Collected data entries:
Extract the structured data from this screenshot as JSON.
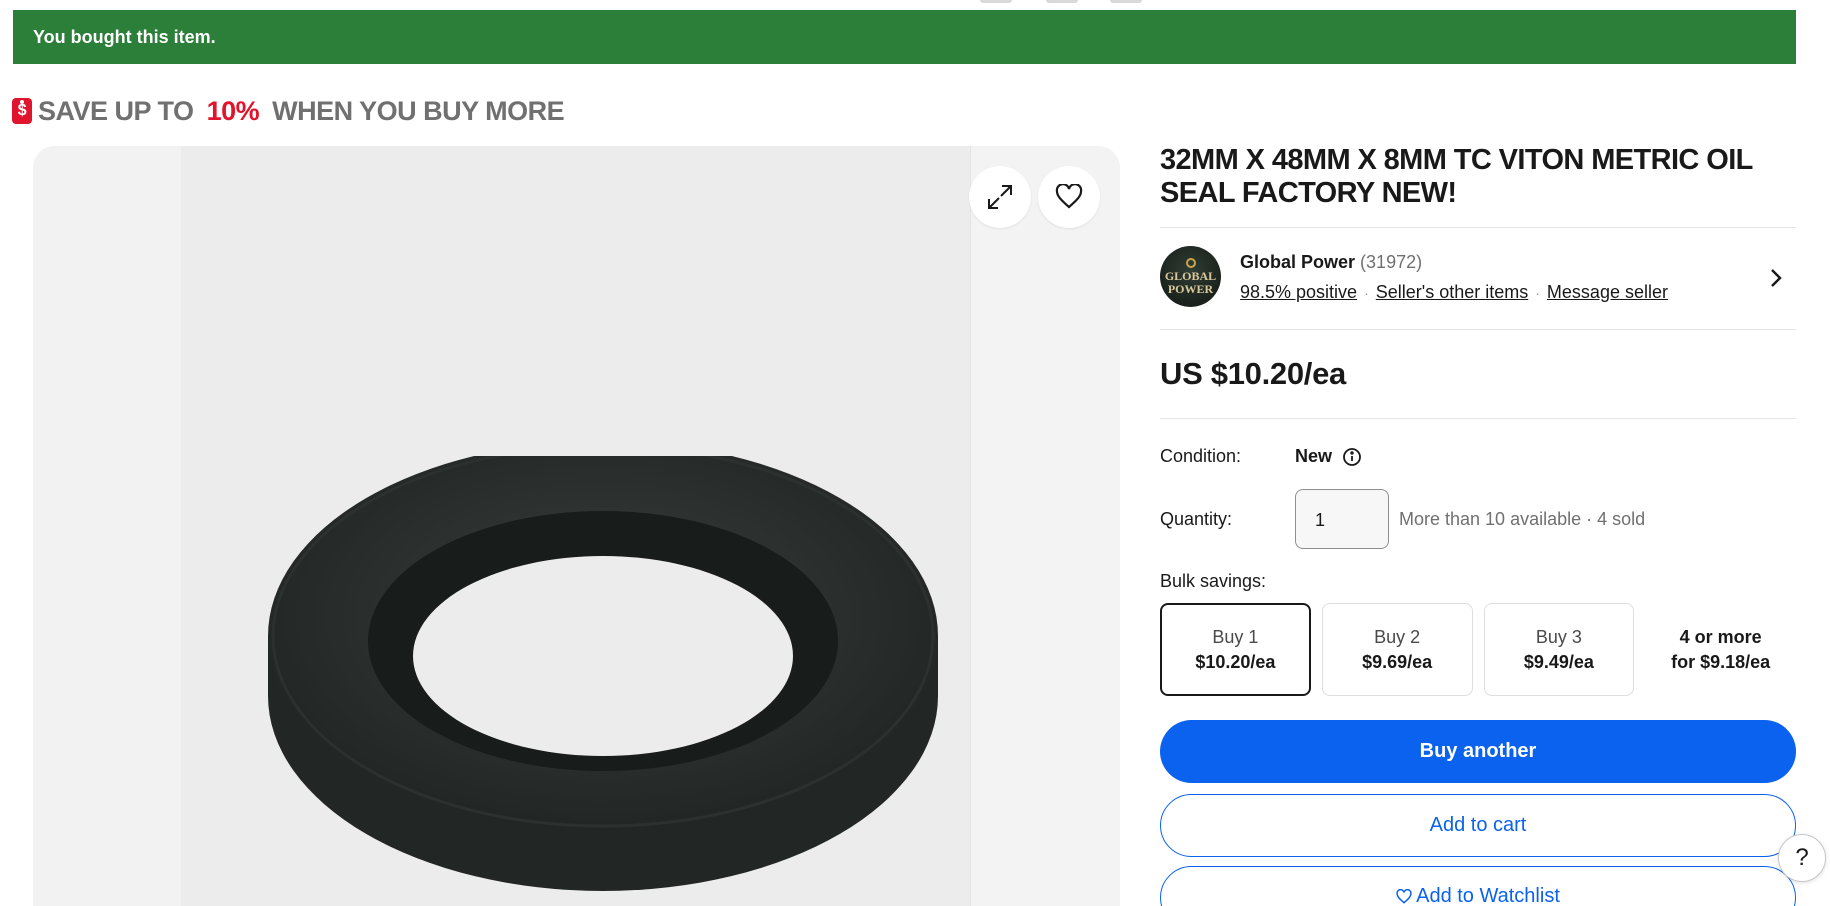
{
  "banner": {
    "text": "You bought this item."
  },
  "promo": {
    "prefix": "SAVE UP TO ",
    "percent": "10%",
    "suffix": " WHEN YOU BUY MORE",
    "icon": "price-tag-dollar-icon"
  },
  "gallery": {
    "expand_icon": "expand-icon",
    "watch_icon": "heart-icon"
  },
  "listing": {
    "title": "32MM X 48MM X 8MM TC VITON METRIC OIL SEAL FACTORY NEW!"
  },
  "seller": {
    "avatar_text_1": "GLOBAL",
    "avatar_text_2": "POWER",
    "name": "Global Power",
    "feedback_count": "(31972)",
    "positive": "98.5% positive",
    "other_items": "Seller's other items",
    "message": "Message seller",
    "sep": "·"
  },
  "price": {
    "text": "US $10.20/ea"
  },
  "condition": {
    "label": "Condition:",
    "value": "New",
    "info_icon": "info-icon"
  },
  "quantity": {
    "label": "Quantity:",
    "value": "1",
    "availability": "More than 10 available · 4 sold"
  },
  "bulk": {
    "label": "Bulk savings:",
    "options": [
      {
        "line1": "Buy 1",
        "line2": "$10.20/ea",
        "selected": true
      },
      {
        "line1": "Buy 2",
        "line2": "$9.69/ea",
        "selected": false
      },
      {
        "line1": "Buy 3",
        "line2": "$9.49/ea",
        "selected": false
      },
      {
        "line1": "4 or more",
        "line2": "for $9.18/ea",
        "selected": false
      }
    ]
  },
  "actions": {
    "buy_another": "Buy another",
    "add_to_cart": "Add to cart",
    "add_to_watchlist": "Add to Watchlist"
  },
  "help": {
    "label": "?"
  },
  "colors": {
    "banner_green": "#2b7f38",
    "accent_blue": "#0a62ee",
    "promo_red": "#e0142c"
  }
}
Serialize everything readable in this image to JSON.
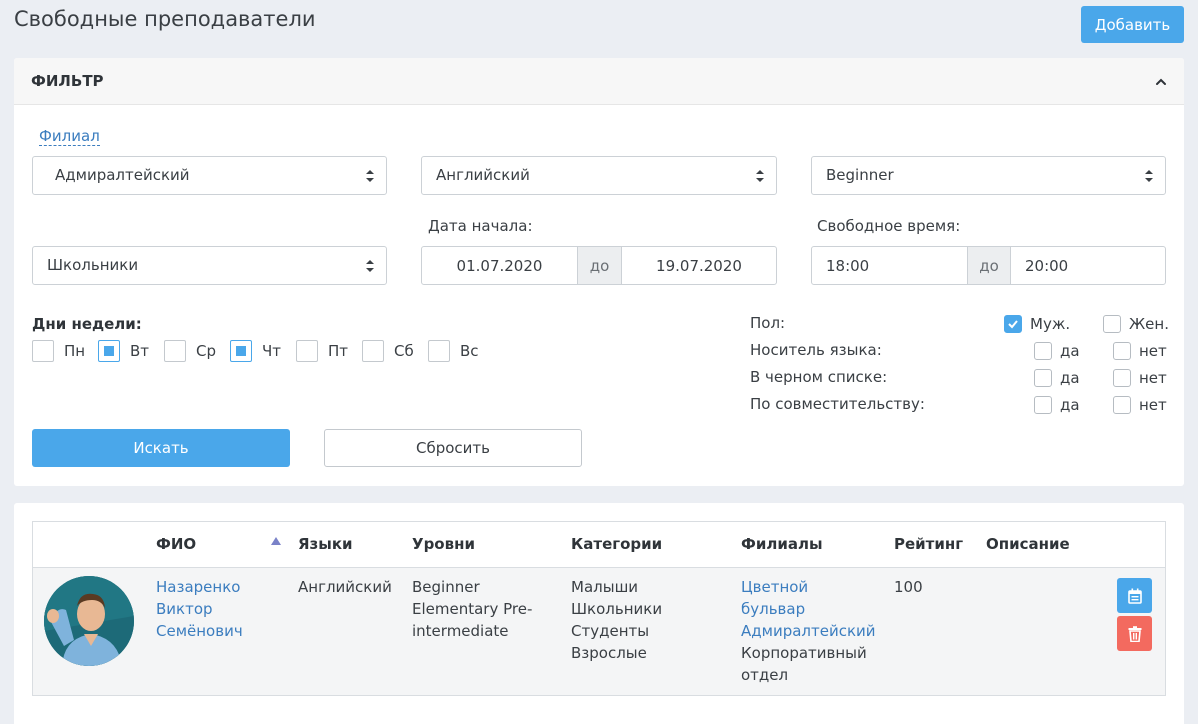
{
  "header": {
    "title": "Свободные преподаватели",
    "add_label": "Добавить"
  },
  "filter": {
    "title": "ФИЛЬТР",
    "branch_link": "Филиал",
    "branch_value": "Адмиралтейский",
    "language_value": "Английский",
    "level_value": "Beginner",
    "category_value": "Школьники",
    "date_label": "Дата начала:",
    "date_from": "01.07.2020",
    "date_sep": "до",
    "date_to": "19.07.2020",
    "time_label": "Свободное время:",
    "time_from": "18:00",
    "time_sep": "до",
    "time_to": "20:00",
    "days_title": "Дни недели:",
    "days": [
      {
        "label": "Пн",
        "checked": false
      },
      {
        "label": "Вт",
        "checked": true
      },
      {
        "label": "Ср",
        "checked": false
      },
      {
        "label": "Чт",
        "checked": true
      },
      {
        "label": "Пт",
        "checked": false
      },
      {
        "label": "Сб",
        "checked": false
      },
      {
        "label": "Вс",
        "checked": false
      }
    ],
    "gender_label": "Пол:",
    "gender_male": "Муж.",
    "gender_female": "Жен.",
    "native_label": "Носитель языка:",
    "blacklist_label": "В черном списке:",
    "parttime_label": "По совместительству:",
    "yes": "да",
    "no": "нет",
    "search_label": "Искать",
    "reset_label": "Сбросить"
  },
  "table": {
    "columns": [
      "ФИО",
      "Языки",
      "Уровни",
      "Категории",
      "Филиалы",
      "Рейтинг",
      "Описание"
    ],
    "rows": [
      {
        "name": [
          "Назаренко",
          "Виктор",
          "Семёнович"
        ],
        "languages": "Английский",
        "levels": [
          "Beginner",
          "Elementary Pre-",
          "intermediate"
        ],
        "categories": [
          "Малыши",
          "Школьники",
          "Студенты",
          "Взрослые"
        ],
        "branches_links": [
          "Цветной",
          "бульвар",
          "Адмиралтейский"
        ],
        "branches_plain": [
          "Корпоративный",
          "отдел"
        ],
        "rating": "100",
        "description": ""
      }
    ]
  },
  "colors": {
    "accent": "#4aa7ea",
    "danger": "#f36a5f",
    "link": "#3b7dbf",
    "background": "#ebeef3"
  }
}
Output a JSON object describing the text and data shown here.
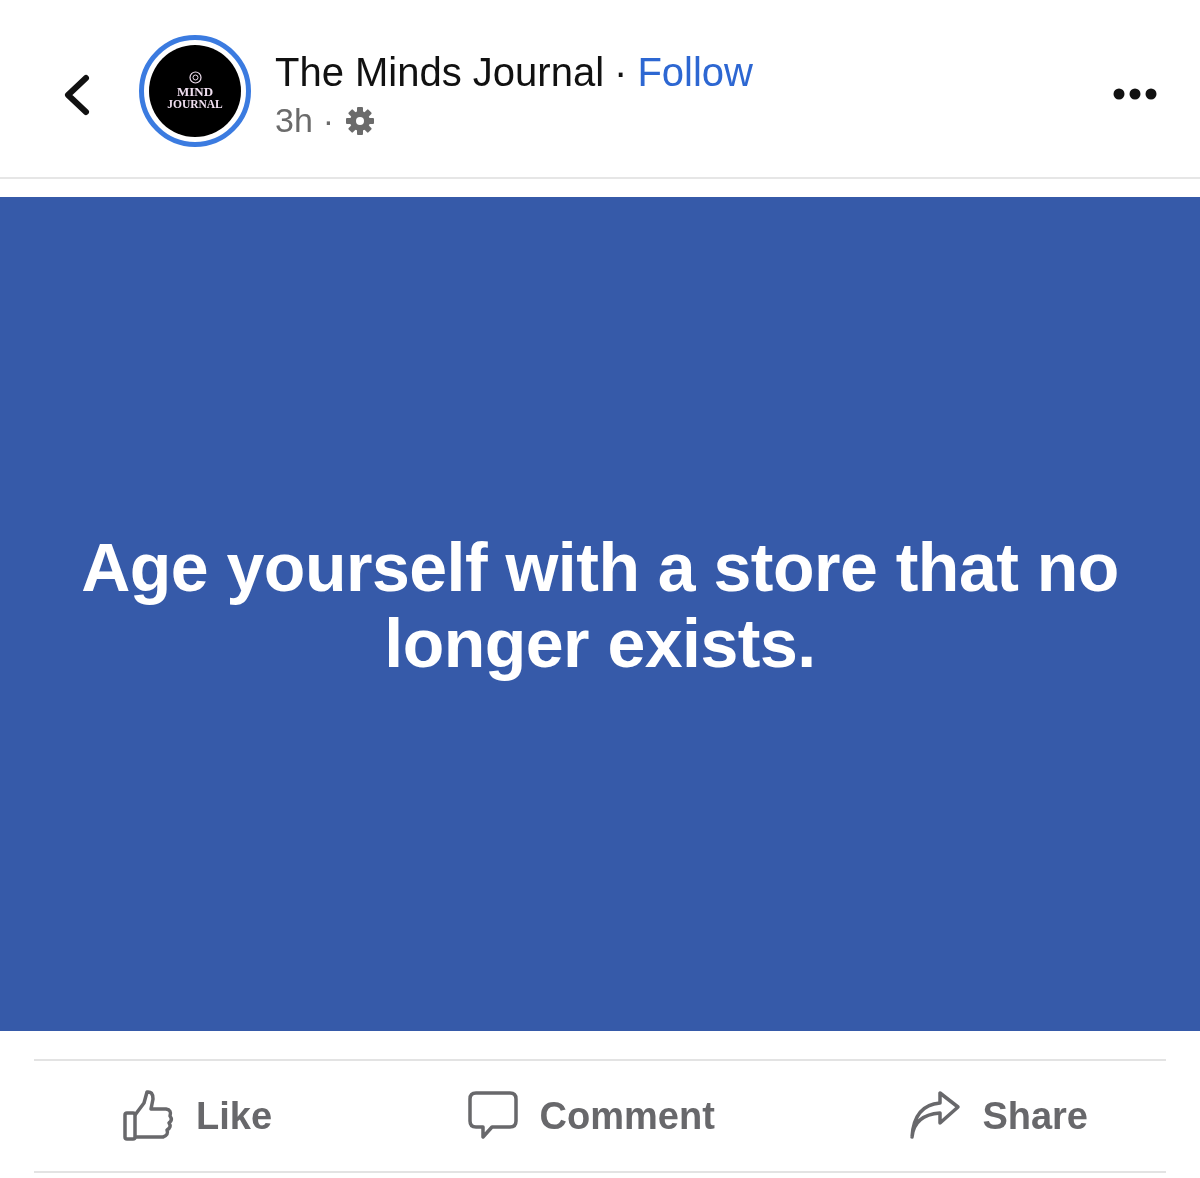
{
  "header": {
    "avatar_logo": [
      "MIND",
      "JOURNAL"
    ],
    "page_name": "The Minds Journal",
    "separator": "·",
    "follow": "Follow",
    "time": "3h",
    "time_separator": "·"
  },
  "post": {
    "text": "Age yourself with a store that no longer exists."
  },
  "actions": [
    {
      "kind": "like",
      "label": "Like"
    },
    {
      "kind": "comment",
      "label": "Comment"
    },
    {
      "kind": "share",
      "label": "Share"
    }
  ]
}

What you should do: Return the listing above unchanged, apart from dropping its pictures.

The answer:
Extract the structured data from this screenshot as JSON.
{
  "banner": {
    "text": "You bought this item."
  },
  "promo": {
    "prefix": "SAVE UP TO ",
    "percent": "10%",
    "suffix": " WHEN YOU BUY MORE",
    "icon": "price-tag-dollar-icon"
  },
  "gallery": {
    "expand_icon": "expand-icon",
    "watch_icon": "heart-icon"
  },
  "listing": {
    "title": "32MM X 48MM X 8MM TC VITON METRIC OIL SEAL FACTORY NEW!"
  },
  "seller": {
    "avatar_text_1": "GLOBAL",
    "avatar_text_2": "POWER",
    "name": "Global Power",
    "feedback_count": "(31972)",
    "positive": "98.5% positive",
    "other_items": "Seller's other items",
    "message": "Message seller",
    "sep": "·"
  },
  "price": {
    "text": "US $10.20/ea"
  },
  "condition": {
    "label": "Condition:",
    "value": "New",
    "info_icon": "info-icon"
  },
  "quantity": {
    "label": "Quantity:",
    "value": "1",
    "availability": "More than 10 available · 4 sold"
  },
  "bulk": {
    "label": "Bulk savings:",
    "options": [
      {
        "line1": "Buy 1",
        "line2": "$10.20/ea",
        "selected": true
      },
      {
        "line1": "Buy 2",
        "line2": "$9.69/ea",
        "selected": false
      },
      {
        "line1": "Buy 3",
        "line2": "$9.49/ea",
        "selected": false
      },
      {
        "line1": "4 or more",
        "line2": "for $9.18/ea",
        "selected": false
      }
    ]
  },
  "actions": {
    "buy_another": "Buy another",
    "add_to_cart": "Add to cart",
    "add_to_watchlist": "Add to Watchlist"
  },
  "help": {
    "label": "?"
  },
  "colors": {
    "banner_green": "#2b7f38",
    "accent_blue": "#0a62ee",
    "promo_red": "#e0142c"
  }
}
Serialize everything readable in this image to JSON.
{
  "header": {
    "title": "Свободные преподаватели",
    "add_label": "Добавить"
  },
  "filter": {
    "title": "ФИЛЬТР",
    "branch_link": "Филиал",
    "branch_value": "Адмиралтейский",
    "language_value": "Английский",
    "level_value": "Beginner",
    "category_value": "Школьники",
    "date_label": "Дата начала:",
    "date_from": "01.07.2020",
    "date_sep": "до",
    "date_to": "19.07.2020",
    "time_label": "Свободное время:",
    "time_from": "18:00",
    "time_sep": "до",
    "time_to": "20:00",
    "days_title": "Дни недели:",
    "days": [
      {
        "label": "Пн",
        "checked": false
      },
      {
        "label": "Вт",
        "checked": true
      },
      {
        "label": "Ср",
        "checked": false
      },
      {
        "label": "Чт",
        "checked": true
      },
      {
        "label": "Пт",
        "checked": false
      },
      {
        "label": "Сб",
        "checked": false
      },
      {
        "label": "Вс",
        "checked": false
      }
    ],
    "gender_label": "Пол:",
    "gender_male": "Муж.",
    "gender_female": "Жен.",
    "native_label": "Носитель языка:",
    "blacklist_label": "В черном списке:",
    "parttime_label": "По совместительству:",
    "yes": "да",
    "no": "нет",
    "search_label": "Искать",
    "reset_label": "Сбросить"
  },
  "table": {
    "columns": [
      "ФИО",
      "Языки",
      "Уровни",
      "Категории",
      "Филиалы",
      "Рейтинг",
      "Описание"
    ],
    "rows": [
      {
        "name": [
          "Назаренко",
          "Виктор",
          "Семёнович"
        ],
        "languages": "Английский",
        "levels": [
          "Beginner",
          "Elementary Pre-",
          "intermediate"
        ],
        "categories": [
          "Малыши",
          "Школьники",
          "Студенты",
          "Взрослые"
        ],
        "branches_links": [
          "Цветной",
          "бульвар",
          "Адмиралтейский"
        ],
        "branches_plain": [
          "Корпоративный",
          "отдел"
        ],
        "rating": "100",
        "description": ""
      }
    ]
  },
  "colors": {
    "accent": "#4aa7ea",
    "danger": "#f36a5f",
    "link": "#3b7dbf",
    "background": "#ebeef3"
  }
}
Output a JSON object describing the text and data shown here.
{
  "header": {
    "avatar_logo": [
      "MIND",
      "JOURNAL"
    ],
    "page_name": "The Minds Journal",
    "separator": "·",
    "follow": "Follow",
    "time": "3h",
    "time_separator": "·"
  },
  "post": {
    "text": "Age yourself with a store that no longer exists."
  },
  "actions": [
    {
      "kind": "like",
      "label": "Like"
    },
    {
      "kind": "comment",
      "label": "Comment"
    },
    {
      "kind": "share",
      "label": "Share"
    }
  ]
}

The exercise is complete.